- **Supplied data**:
______________________________

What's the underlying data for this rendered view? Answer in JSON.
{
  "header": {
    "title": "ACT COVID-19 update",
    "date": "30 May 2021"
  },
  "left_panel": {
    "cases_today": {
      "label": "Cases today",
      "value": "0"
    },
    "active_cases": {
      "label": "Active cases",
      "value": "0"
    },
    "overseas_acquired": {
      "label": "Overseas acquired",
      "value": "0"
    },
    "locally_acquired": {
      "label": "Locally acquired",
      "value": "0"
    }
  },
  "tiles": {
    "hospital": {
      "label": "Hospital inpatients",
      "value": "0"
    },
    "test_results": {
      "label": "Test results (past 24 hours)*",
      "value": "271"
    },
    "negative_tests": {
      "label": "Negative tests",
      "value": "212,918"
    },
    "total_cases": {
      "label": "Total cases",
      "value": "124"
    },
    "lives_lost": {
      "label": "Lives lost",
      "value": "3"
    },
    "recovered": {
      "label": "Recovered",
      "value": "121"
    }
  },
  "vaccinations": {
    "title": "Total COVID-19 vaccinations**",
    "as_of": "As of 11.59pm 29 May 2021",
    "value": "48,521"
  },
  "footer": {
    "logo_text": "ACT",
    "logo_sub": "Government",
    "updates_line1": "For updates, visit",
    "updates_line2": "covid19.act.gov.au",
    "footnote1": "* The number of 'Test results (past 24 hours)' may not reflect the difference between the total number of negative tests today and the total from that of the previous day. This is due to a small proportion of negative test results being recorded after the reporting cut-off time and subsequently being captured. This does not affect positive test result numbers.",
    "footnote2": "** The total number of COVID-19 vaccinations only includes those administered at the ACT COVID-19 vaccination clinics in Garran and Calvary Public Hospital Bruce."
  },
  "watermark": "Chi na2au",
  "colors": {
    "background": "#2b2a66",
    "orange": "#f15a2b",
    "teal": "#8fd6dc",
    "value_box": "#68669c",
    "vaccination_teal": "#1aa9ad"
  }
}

______________________________

- **Task instructions**: Reproduce the records above with every character intact.

- **Written response**:
What's the underlying data for this rendered view? Answer in JSON.
{
  "header": {
    "title": "ACT COVID-19 update",
    "date": "30 May 2021"
  },
  "left_panel": {
    "cases_today": {
      "label": "Cases today",
      "value": "0"
    },
    "active_cases": {
      "label": "Active cases",
      "value": "0"
    },
    "overseas_acquired": {
      "label": "Overseas acquired",
      "value": "0"
    },
    "locally_acquired": {
      "label": "Locally acquired",
      "value": "0"
    }
  },
  "tiles": {
    "hospital": {
      "label": "Hospital inpatients",
      "value": "0"
    },
    "test_results": {
      "label": "Test results (past 24 hours)*",
      "value": "271"
    },
    "negative_tests": {
      "label": "Negative tests",
      "value": "212,918"
    },
    "total_cases": {
      "label": "Total cases",
      "value": "124"
    },
    "lives_lost": {
      "label": "Lives lost",
      "value": "3"
    },
    "recovered": {
      "label": "Recovered",
      "value": "121"
    }
  },
  "vaccinations": {
    "title": "Total COVID-19 vaccinations**",
    "as_of": "As of 11.59pm 29 May 2021",
    "value": "48,521"
  },
  "footer": {
    "logo_text": "ACT",
    "logo_sub": "Government",
    "updates_line1": "For updates, visit",
    "updates_line2": "covid19.act.gov.au",
    "footnote1": "* The number of 'Test results (past 24 hours)' may not reflect the difference between the total number of negative tests today and the total from that of the previous day. This is due to a small proportion of negative test results being recorded after the reporting cut-off time and subsequently being captured. This does not affect positive test result numbers.",
    "footnote2": "** The total number of COVID-19 vaccinations only includes those administered at the ACT COVID-19 vaccination clinics in Garran and Calvary Public Hospital Bruce."
  },
  "watermark": "Chi na2au",
  "colors": {
    "background": "#2b2a66",
    "orange": "#f15a2b",
    "teal": "#8fd6dc",
    "value_box": "#68669c",
    "vaccination_teal": "#1aa9ad"
  }
}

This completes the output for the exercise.